**Set task:** Locate the string "false" in the listing below. Copy every line where it is found.

**Collected data entries:**
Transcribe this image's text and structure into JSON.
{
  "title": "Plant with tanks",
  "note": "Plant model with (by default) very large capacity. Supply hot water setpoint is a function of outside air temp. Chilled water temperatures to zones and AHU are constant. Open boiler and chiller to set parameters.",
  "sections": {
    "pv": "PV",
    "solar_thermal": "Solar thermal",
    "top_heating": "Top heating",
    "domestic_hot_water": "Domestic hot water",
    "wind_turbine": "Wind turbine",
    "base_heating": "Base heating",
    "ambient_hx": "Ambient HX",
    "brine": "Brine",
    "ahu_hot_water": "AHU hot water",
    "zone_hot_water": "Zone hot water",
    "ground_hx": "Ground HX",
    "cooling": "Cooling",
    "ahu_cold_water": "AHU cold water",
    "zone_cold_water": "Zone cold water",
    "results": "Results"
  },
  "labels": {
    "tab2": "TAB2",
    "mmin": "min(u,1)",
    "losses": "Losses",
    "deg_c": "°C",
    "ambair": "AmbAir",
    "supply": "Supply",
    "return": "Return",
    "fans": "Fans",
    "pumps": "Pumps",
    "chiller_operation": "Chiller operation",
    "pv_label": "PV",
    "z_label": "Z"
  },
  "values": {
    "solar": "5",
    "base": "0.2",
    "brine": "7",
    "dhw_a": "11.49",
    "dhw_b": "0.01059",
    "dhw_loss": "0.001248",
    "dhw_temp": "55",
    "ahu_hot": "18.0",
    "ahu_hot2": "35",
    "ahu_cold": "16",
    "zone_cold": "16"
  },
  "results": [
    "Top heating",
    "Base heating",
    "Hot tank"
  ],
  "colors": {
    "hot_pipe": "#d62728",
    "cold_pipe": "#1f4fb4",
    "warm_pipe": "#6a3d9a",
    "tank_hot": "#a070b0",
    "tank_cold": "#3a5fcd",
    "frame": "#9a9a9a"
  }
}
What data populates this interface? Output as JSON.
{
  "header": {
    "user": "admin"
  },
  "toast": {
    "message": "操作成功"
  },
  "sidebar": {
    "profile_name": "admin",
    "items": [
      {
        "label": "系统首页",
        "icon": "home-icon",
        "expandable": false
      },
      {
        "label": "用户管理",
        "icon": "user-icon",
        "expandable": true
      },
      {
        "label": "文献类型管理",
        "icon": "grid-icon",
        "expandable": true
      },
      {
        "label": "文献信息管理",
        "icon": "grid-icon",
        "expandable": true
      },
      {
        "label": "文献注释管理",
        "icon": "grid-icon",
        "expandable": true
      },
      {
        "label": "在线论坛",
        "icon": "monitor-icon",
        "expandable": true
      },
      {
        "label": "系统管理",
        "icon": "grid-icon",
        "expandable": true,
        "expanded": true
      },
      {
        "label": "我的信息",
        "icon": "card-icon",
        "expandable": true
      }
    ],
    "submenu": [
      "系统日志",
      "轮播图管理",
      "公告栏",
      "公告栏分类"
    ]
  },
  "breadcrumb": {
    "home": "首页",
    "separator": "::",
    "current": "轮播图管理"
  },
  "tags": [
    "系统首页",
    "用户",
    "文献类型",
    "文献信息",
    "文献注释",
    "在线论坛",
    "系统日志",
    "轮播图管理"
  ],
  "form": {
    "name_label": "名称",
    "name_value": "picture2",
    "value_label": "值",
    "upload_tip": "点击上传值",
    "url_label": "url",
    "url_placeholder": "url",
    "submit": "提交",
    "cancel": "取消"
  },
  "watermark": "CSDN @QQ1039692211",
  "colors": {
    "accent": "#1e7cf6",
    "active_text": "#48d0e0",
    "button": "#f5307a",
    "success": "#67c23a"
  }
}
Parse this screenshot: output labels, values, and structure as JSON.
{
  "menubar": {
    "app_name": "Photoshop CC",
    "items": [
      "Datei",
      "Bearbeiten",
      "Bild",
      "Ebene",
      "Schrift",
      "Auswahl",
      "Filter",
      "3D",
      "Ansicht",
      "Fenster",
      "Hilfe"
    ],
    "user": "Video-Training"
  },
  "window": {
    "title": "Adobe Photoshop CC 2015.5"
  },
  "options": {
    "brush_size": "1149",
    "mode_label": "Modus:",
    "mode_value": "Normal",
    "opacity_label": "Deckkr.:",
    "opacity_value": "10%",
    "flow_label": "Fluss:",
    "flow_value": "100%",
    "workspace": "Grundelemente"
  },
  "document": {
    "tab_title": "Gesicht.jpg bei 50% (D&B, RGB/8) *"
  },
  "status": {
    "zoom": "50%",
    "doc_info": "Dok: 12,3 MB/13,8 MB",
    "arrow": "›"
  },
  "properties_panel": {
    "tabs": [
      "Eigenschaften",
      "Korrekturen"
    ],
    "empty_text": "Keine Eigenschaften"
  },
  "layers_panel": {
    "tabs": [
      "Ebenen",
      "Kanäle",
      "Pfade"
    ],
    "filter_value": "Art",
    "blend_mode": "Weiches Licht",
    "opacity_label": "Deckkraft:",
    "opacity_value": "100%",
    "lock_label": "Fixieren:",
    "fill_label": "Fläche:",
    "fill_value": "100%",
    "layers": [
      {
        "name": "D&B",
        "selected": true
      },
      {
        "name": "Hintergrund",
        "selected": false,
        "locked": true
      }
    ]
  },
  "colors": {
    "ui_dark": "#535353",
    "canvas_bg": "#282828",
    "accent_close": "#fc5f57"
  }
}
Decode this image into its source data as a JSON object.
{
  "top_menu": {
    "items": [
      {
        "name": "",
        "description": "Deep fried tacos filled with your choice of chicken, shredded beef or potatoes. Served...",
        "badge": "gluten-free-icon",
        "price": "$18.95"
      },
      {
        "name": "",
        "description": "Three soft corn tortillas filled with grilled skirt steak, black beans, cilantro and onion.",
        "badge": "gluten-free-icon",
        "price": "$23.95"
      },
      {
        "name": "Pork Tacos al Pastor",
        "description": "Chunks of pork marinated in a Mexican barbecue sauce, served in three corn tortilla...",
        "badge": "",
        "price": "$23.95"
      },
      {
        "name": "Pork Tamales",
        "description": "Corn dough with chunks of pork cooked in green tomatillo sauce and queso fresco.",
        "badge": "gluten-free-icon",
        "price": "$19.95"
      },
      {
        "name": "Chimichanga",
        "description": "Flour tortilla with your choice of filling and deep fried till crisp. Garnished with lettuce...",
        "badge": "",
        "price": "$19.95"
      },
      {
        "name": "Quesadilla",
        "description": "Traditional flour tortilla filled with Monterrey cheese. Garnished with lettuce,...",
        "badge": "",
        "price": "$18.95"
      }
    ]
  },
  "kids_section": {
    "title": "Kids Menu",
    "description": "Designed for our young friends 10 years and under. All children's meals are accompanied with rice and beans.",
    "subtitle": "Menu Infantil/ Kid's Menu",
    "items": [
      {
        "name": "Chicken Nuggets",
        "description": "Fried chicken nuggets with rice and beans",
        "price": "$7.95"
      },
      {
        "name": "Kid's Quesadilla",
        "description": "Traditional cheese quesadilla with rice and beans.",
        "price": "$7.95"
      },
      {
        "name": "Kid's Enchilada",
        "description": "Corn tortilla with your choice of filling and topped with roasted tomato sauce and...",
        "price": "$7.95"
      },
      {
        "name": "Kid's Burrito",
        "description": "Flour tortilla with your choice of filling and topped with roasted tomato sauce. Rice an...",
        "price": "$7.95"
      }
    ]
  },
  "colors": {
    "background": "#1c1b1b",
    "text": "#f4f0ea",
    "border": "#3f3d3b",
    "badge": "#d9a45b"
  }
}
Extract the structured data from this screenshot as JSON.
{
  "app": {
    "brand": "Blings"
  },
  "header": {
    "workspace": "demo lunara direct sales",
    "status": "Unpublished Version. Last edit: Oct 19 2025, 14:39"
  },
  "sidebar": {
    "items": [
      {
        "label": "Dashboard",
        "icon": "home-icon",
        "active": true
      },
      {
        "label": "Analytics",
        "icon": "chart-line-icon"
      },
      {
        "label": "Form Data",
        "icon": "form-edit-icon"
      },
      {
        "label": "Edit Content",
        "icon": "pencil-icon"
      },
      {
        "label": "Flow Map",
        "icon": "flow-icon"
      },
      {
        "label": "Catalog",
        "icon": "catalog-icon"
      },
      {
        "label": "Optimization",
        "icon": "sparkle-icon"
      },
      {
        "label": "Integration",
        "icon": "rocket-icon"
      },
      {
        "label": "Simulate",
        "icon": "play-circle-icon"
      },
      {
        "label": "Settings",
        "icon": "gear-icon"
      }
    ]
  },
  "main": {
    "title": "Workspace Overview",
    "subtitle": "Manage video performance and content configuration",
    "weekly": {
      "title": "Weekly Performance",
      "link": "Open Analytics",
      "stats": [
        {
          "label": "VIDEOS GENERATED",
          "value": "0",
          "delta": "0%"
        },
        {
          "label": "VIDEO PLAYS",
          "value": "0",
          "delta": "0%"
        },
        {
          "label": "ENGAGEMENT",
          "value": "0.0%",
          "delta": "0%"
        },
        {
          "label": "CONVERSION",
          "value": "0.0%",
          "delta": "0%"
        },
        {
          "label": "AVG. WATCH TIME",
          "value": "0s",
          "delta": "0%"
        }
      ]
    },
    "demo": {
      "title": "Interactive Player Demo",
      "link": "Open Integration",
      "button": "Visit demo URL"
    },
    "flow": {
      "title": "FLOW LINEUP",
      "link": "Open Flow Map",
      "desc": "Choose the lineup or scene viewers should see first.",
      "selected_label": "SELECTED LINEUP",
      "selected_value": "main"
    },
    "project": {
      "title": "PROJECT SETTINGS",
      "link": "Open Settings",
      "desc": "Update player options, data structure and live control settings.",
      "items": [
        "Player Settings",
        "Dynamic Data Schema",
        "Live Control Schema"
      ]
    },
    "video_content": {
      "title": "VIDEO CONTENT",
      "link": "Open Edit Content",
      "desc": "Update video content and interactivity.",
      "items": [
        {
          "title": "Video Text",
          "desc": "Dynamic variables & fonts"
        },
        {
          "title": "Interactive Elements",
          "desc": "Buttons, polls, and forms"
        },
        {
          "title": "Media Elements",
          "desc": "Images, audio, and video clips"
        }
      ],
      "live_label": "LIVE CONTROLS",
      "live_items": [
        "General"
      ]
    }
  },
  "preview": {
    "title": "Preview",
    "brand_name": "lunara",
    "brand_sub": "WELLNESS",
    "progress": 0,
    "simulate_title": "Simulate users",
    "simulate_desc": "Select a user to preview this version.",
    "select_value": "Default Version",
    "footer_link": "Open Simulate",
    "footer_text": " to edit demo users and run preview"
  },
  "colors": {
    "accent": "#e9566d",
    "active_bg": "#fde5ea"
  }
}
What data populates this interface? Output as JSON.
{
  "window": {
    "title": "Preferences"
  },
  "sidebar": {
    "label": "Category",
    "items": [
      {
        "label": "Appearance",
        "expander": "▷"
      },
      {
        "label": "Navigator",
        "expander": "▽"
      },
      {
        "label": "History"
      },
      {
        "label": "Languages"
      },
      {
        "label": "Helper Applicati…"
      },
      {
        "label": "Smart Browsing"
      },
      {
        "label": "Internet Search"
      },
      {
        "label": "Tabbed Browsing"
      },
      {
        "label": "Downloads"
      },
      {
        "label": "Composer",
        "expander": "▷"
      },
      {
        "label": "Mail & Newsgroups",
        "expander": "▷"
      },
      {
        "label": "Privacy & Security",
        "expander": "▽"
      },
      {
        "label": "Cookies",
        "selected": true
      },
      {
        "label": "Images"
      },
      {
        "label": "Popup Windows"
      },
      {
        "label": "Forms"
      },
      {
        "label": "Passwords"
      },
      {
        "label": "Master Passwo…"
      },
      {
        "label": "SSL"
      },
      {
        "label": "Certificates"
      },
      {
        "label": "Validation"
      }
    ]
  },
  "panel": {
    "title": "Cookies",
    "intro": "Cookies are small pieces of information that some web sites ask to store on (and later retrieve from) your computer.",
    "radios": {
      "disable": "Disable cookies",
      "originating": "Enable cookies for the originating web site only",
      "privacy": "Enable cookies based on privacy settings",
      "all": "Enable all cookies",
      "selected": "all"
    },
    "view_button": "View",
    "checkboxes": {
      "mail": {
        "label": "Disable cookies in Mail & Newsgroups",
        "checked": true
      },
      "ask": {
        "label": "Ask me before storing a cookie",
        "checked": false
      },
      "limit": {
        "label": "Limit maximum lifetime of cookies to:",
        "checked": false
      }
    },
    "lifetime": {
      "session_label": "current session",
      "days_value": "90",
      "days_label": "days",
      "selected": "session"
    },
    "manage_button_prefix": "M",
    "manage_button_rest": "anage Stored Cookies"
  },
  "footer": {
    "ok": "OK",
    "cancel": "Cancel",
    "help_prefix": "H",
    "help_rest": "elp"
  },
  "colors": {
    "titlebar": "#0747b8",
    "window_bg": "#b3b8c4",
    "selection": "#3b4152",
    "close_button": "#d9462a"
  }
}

**Output:**
        "expandable": false
        "selected": false,
        "checked": false
        "checked": false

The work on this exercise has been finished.